• SHORT PROBLEM: Begin at the line with "Read out every word on this page." and output every line through the end of the records, exactly as given. Omit pictures.

(Extracted data entries)

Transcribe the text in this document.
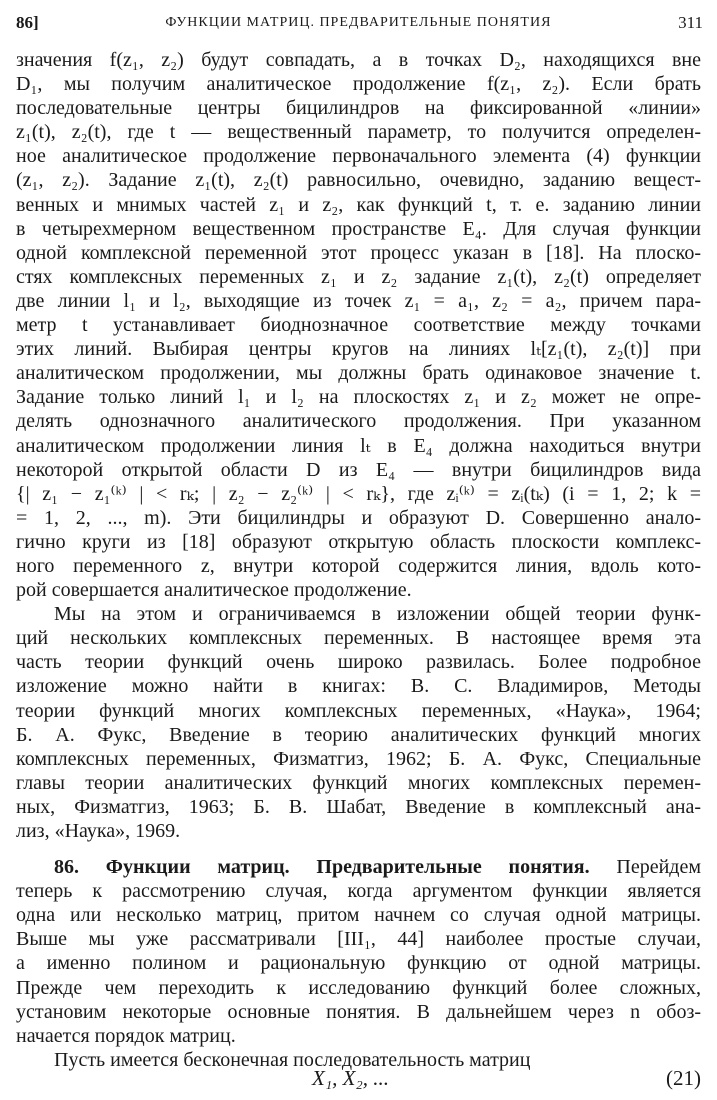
86]	ФУНКЦИИ МАТРИЦ. ПРЕДВАРИТЕЛЬНЫЕ ПОНЯТИЯ	311
значения f(z₁, z₂) будут совпадать, а в точках D₂, находящихся вне
D₁, мы получим аналитическое продолжение f(z₁, z₂). Если брать
последовательные центры бицилиндров на фиксированной «линии»
z₁(t), z₂(t), где t — вещественный параметр, то получится определен-
ное аналитическое продолжение первоначального элемента (4) функции
(z₁, z₂). Задание z₁(t), z₂(t) равносильно, очевидно, заданию вещест-
венных и мнимых частей z₁ и z₂, как функций t, т. е. заданию линии
в четырехмерном вещественном пространстве E₄. Для случая функции
одной комплексной переменной этот процесс указан в [18]. На плоско-
стях комплексных переменных z₁ и z₂ задание z₁(t), z₂(t) определяет
две линии l₁ и l₂, выходящие из точек z₁ = a₁, z₂ = a₂, причем пара-
метр t устанавливает биоднозначное соответствие между точками
этих линий. Выбирая центры кругов на линиях lₜ[z₁(t), z₂(t)] при
аналитическом продолжении, мы должны брать одинаковое значение t.
Задание только линий l₁ и l₂ на плоскостях z₁ и z₂ может не опре-
делять однозначного аналитического продолжения. При указанном
аналитическом продолжении линия lₜ в E₄ должна находиться внутри
некоторой открытой области D из E₄ — внутри бицилиндров вида
{| z₁ − z₁⁽ᵏ⁾ | < rₖ; | z₂ − z₂⁽ᵏ⁾ | < rₖ}, где zᵢ⁽ᵏ⁾ = zᵢ(tₖ) (i = 1, 2; k =
= 1, 2, ..., m). Эти бицилиндры и образуют D. Совершенно анало-
гично круги из [18] образуют открытую область плоскости комплекс-
ного переменного z, внутри которой содержится линия, вдоль кото-
рой совершается аналитическое продолжение.
Мы на этом и ограничиваемся в изложении общей теории функ-
ций нескольких комплексных переменных. В настоящее время эта
часть теории функций очень широко развилась. Более подробное
изложение можно найти в книгах: В. С. Владимиров, Методы
теории функций многих комплексных переменных, «Наука», 1964;
Б. А. Фукс, Введение в теорию аналитических функций многих
комплексных переменных, Физматгиз, 1962; Б. А. Фукс, Специальные
главы теории аналитических функций многих комплексных перемен-
ных, Физматгиз, 1963; Б. В. Шабат, Введение в комплексный ана-
лиз, «Наука», 1969.
86. Функции матриц. Предварительные понятия. Перейдем
теперь к рассмотрению случая, когда аргументом функции является
одна или несколько матриц, притом начнем со случая одной матрицы.
Выше мы уже рассматривали [III₁, 44] наиболее простые случаи,
а именно полином и рациональную функцию от одной матрицы.
Прежде чем переходить к исследованию функций более сложных,
установим некоторые основные понятия. В дальнейшем через n обоз-
начается порядок матриц.
Пусть имеется бесконечная последовательность матриц
X₁, X₂, ...	(21)
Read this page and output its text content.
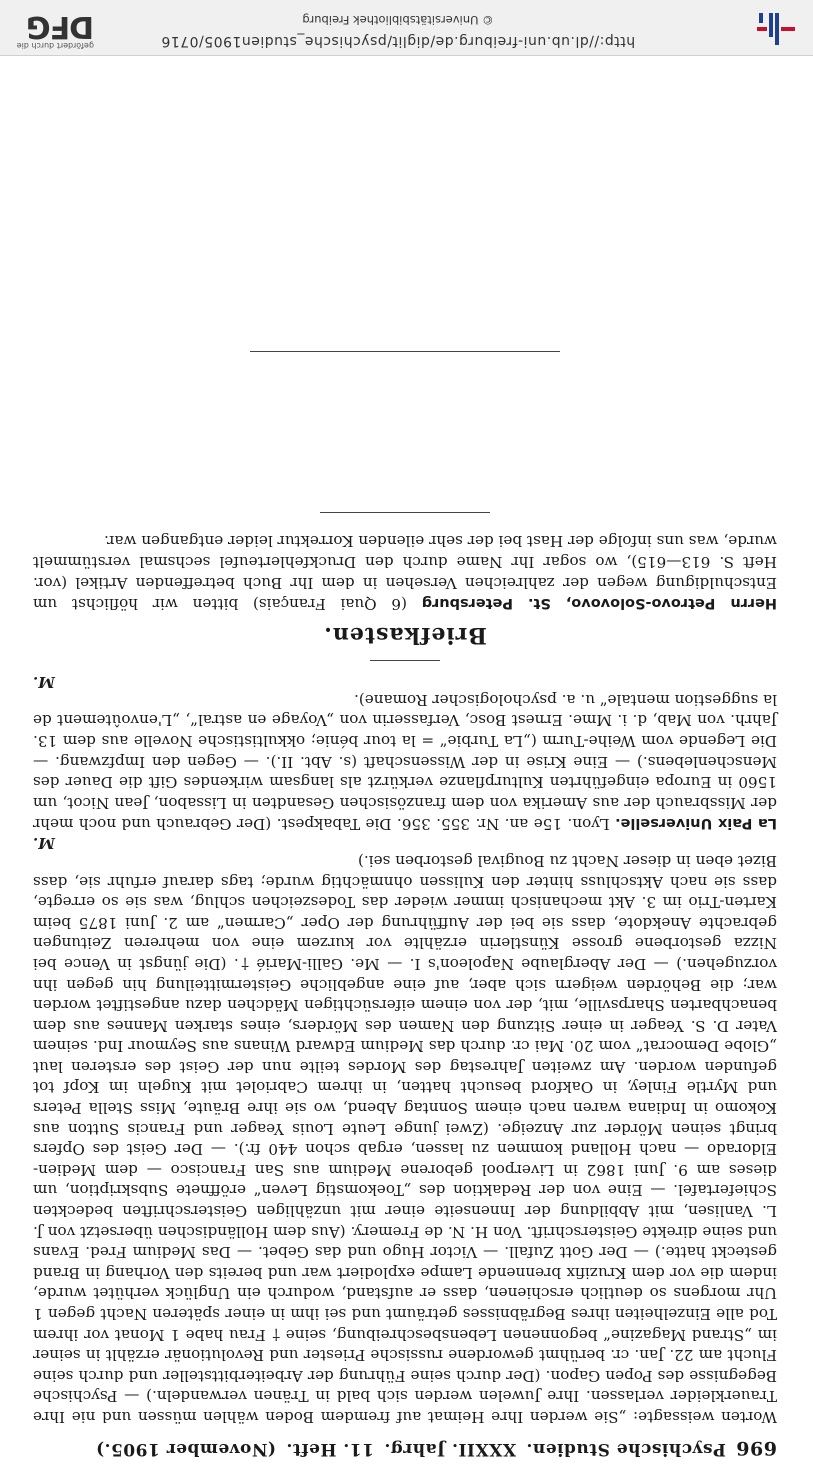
696
Psychische Studien.
XXXII. Jahrg.
11. Heft.
(November 1905.)

Worten weissagte: „Sie werden Ihre Heimat auf fremdem Boden wählen müssen und nie Ihre Trauerkleider verlassen. Ihre Juwelen werden sich bald in Tränen verwandeln.) — Psychische Begegnisse des Popen Gapon. (Der durch seine Führung der Arbeiterbittsteller und durch seine Flucht am 22. Jan. cr. berühmt gewordene russische Priester und Revolutionär erzählt in seiner im „Strand Magazine“ begonnenen Lebensbeschreibung, seine † Frau habe 1 Monat vor ihrem Tod alle Einzelheiten ihres Begräbnisses geträumt und sei ihm in einer späteren Nacht gegen 1 Uhr morgens so deutlich erschienen, dass er aufstand, wodurch ein Unglück verhütet wurde, indem die vor dem Kruzifix brennende Lampe explodiert war und bereits den Vorhang in Brand gesteckt hatte.) — Der Gott Zufall. — Victor Hugo und das Gebet. — Das Medium Fred. Evans und seine direkte Geisterschrift. Von H. N. de Fremery. (Aus dem Holländischen übersetzt von J. L. Vanlisen, mit Abbildung der Innenseite einer mit unzähligen Geisterschriften bedeckten Schiefertafel. — Eine von der Redaktion des „Toekomstig Leven“ eröffnete Subskription, um dieses am 9. Juni 1862 in Liverpool geborene Medium aus San Francisco — dem Medien-Eldorado — nach Holland kommen zu lassen, ergab schon 440 fr.). — Der Geist des Opfers bringt seinen Mörder zur Anzeige. (Zwei junge Leute Louis Yeager und Francis Sutton aus Kokomo in Indiana waren nach einem Sonntag Abend, wo sie ihre Bräute, Miss Stella Peters und Myrtle Finley, in Oakford besucht hatten, in ihrem Cabriolet mit Kugeln im Kopf tot gefunden worden. Am zweiten Jahrestag des Mordes teilte nun der Geist des ersteren laut „Globe Democrat“ vom 20. Mai cr. durch das Medium Edward Winans aus Seymour Ind. seinem Vater D. S. Yeager in einer Sitzung den Namen des Mörders, eines starken Mannes aus dem benachbarten Sharpsville, mit, der von einem eifersüchtigen Mädchen dazu angestiftet worden war; die Behörden weigern sich aber, auf eine angebliche Geistermitteilung hin gegen ihn vorzugehen.) — Der Aberglaube Napoleon's I. — Me. Galli-Marié †. (Die jüngst in Vence bei Nizza gestorbene grosse Künstlerin erzählte vor kurzem eine von mehreren Zeitungen gebrachte Anekdote, dass sie bei der Aufführung der Oper „Carmen“ am 2. Juni 1875 beim Karten-Trio im 3. Akt mechanisch immer wieder das Todeszeichen schlug, was sie so erregte, dass sie nach Aktschluss hinter den Kulissen ohnmächtig wurde; tags darauf erfuhr sie, dass Bizet eben in dieser Nacht zu Bougival gestorben sei.)

M.

La Paix Universelle. Lyon. 15e an. Nr. 355. 356. Die Tabakpest. (Der Gebrauch und noch mehr der Missbrauch der aus Amerika von dem französischen Gesandten in Lissabon, Jean Nicot, um 1560 in Europa eingeführten Kulturpflanze verkürzt als langsam wirkendes Gift die Dauer des Menschenlebens.) — Eine Krise in der Wissenschaft (s. Abt. II.). — Gegen den Impfzwang. — Die Legende vom Weihe-Turm („La Turbie“ = la tour bénie; okkultistische Novelle aus dem 13. Jahrh. von Mab, d. i. Mme. Ernest Bosc, Verfasserin von „Voyage en astral“, „L'envoûtement de la suggestion mentale“ u. a. psychologischer Romane).

M.
Briefkasten.

Herrn Petrovo-Solovovo, St. Petersburg (6 Quai Français) bitten wir höflichst um Entschuldigung wegen der zahlreichen Versehen in dem Ihr Buch betreffenden Artikel (vor. Heft S. 613—615), wo sogar Ihr Name durch den Druckfehlerteufel sechsmal verstümmelt wurde, was uns infolge der Hast bei der sehr eilenden Korrektur leider entgangen war.

http://dl.ub.uni-freiburg.de/diglit/psychische_studien1905/0716
© Universitätsbibliothek Freiburg
gefördert durch die
DFG
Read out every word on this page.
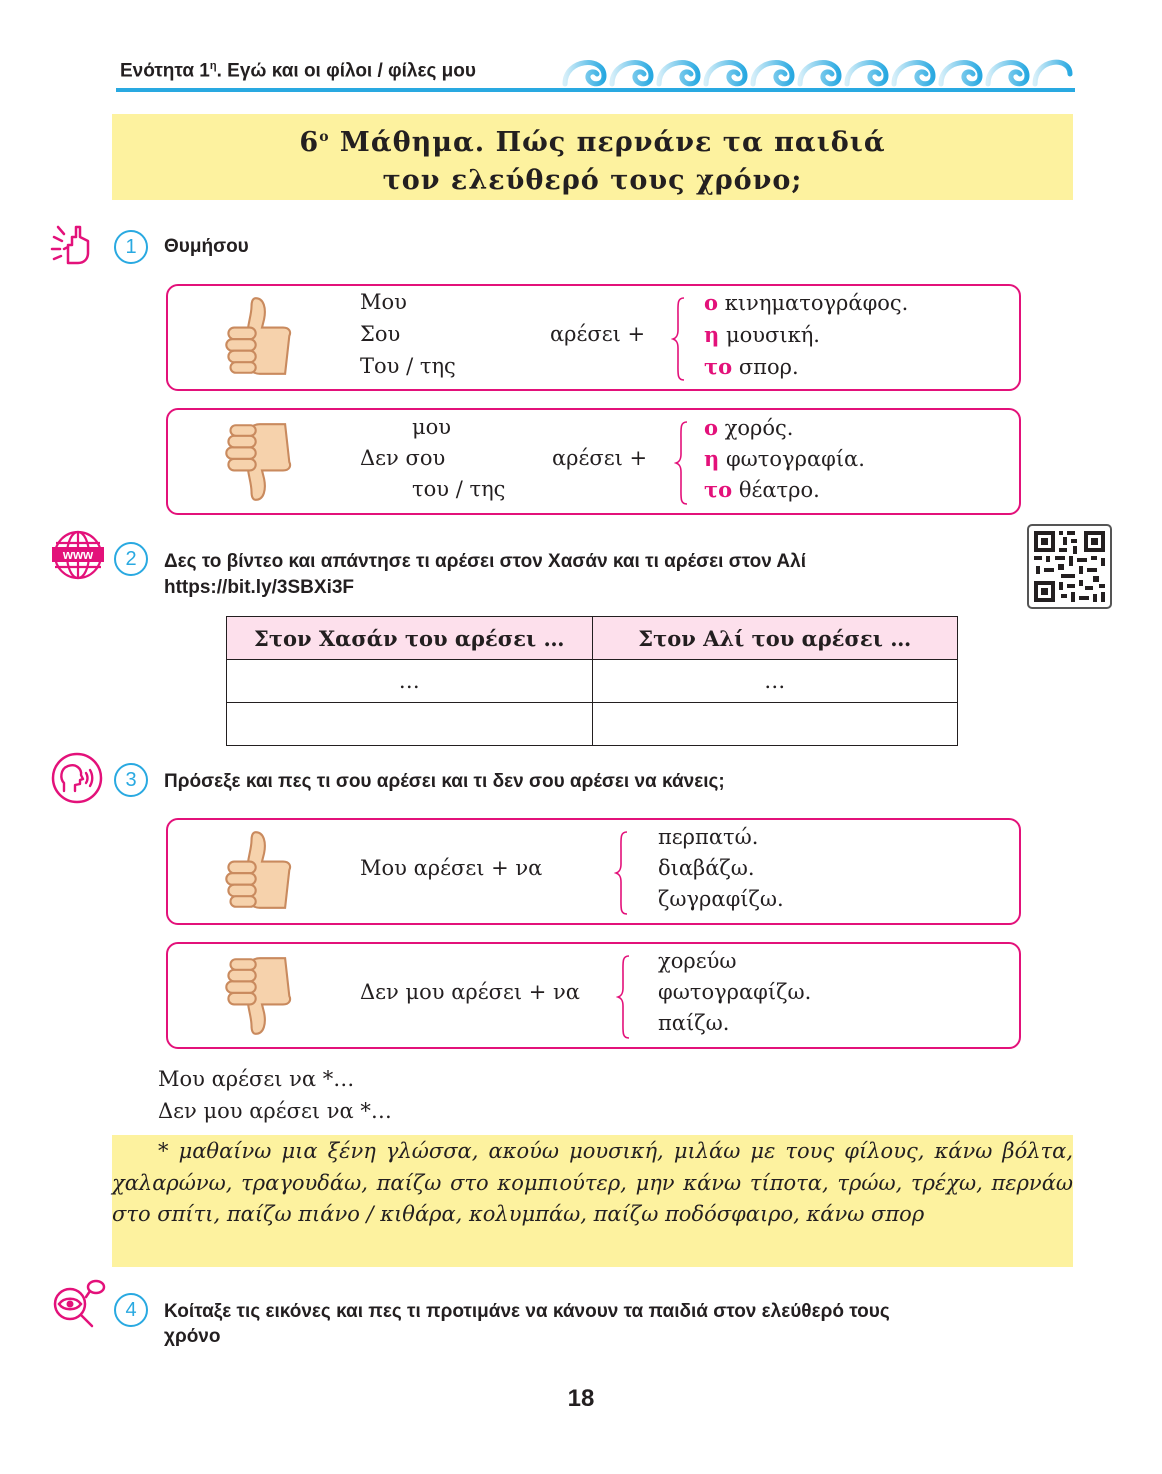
Ενότητα $1^\eta$. Εγώ και οι φίλοι / φίλες μου
$6^o$ Μάθημα. Πώς περνάνε τα παιδιά
τον ελεύθερό τους χρόνο;
1	Θυμήσου
Μου
Σου
Του / της
αρέσει +
ο κινηματογράφος.
η μουσική.
το σπορ.
μου
Δεν σου
του / της
αρέσει +
ο χορός.
η φωτογραφία.
το θέατρο.
www	2	Δες το βίντεο και απάντησε τι αρέσει στον Χασάν και τι αρέσει στον Αλί
https://bit.ly/3SBXi3F
Στον Χασάν του αρέσει …	Στον Αλί του αρέσει …
…	…

3	Πρόσεξε και πες τι σου αρέσει και τι δεν σου αρέσει να κάνεις;
Μου αρέσει + να
περπατώ.
διαβάζω.
ζωγραφίζω.
Δεν μου αρέσει + να
χορεύω
φωτογραφίζω.
παίζω.
Μου αρέσει να *…
Δεν μου αρέσει να *…
* μαθαίνω μια ξένη γλώσσα, ακούω μουσική, μιλάω με τους φίλους, κάνω βόλτα, χαλαρώνω, τραγουδάω, παίζω στο κομπιούτερ, μην κάνω τίποτα, τρώω, τρέχω, περνάω στο σπίτι, παίζω πιάνο / κιθάρα, κολυμπάω, παίζω ποδόσφαιρο, κάνω σπορ
4	Κοίταξε τις εικόνες και πες τι προτιμάνε να κάνουν τα παιδιά στον ελεύθερό τους
χρόνο
18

• RESPONSE TO THE EXERCISE:
Read out every word on this page.
Ενότητα $1^\eta$. Εγώ και οι φίλοι / φίλες μου
$6^o$ Μάθημα. Πώς περνάνε τα παιδιά
τον ελεύθερό τους χρόνο;
1	Θυμήσου
Μου
Σου
Του / της
αρέσει +
ο κινηματογράφος.
η μουσική.
το σπορ.
μου
Δεν σου
του / της
αρέσει +
ο χορός.
η φωτογραφία.
το θέατρο.
www	2	Δες το βίντεο και απάντησε τι αρέσει στον Χασάν και τι αρέσει στον Αλί
https://bit.ly/3SBXi3F
Στον Χασάν του αρέσει …	Στον Αλί του αρέσει …
…	…

3	Πρόσεξε και πες τι σου αρέσει και τι δεν σου αρέσει να κάνεις;
Μου αρέσει + να
περπατώ.
διαβάζω.
ζωγραφίζω.
Δεν μου αρέσει + να
χορεύω
φωτογραφίζω.
παίζω.
Μου αρέσει να *…
Δεν μου αρέσει να *…
* μαθαίνω μια ξένη γλώσσα, ακούω μουσική, μιλάω με τους φίλους, κάνω βόλτα, χαλαρώνω, τραγουδάω, παίζω στο κομπιούτερ, μην κάνω τίποτα, τρώω, τρέχω, περνάω στο σπίτι, παίζω πιάνο / κιθάρα, κολυμπάω, παίζω ποδόσφαιρο, κάνω σπορ
4	Κοίταξε τις εικόνες και πες τι προτιμάνε να κάνουν τα παιδιά στον ελεύθερό τους
χρόνο
18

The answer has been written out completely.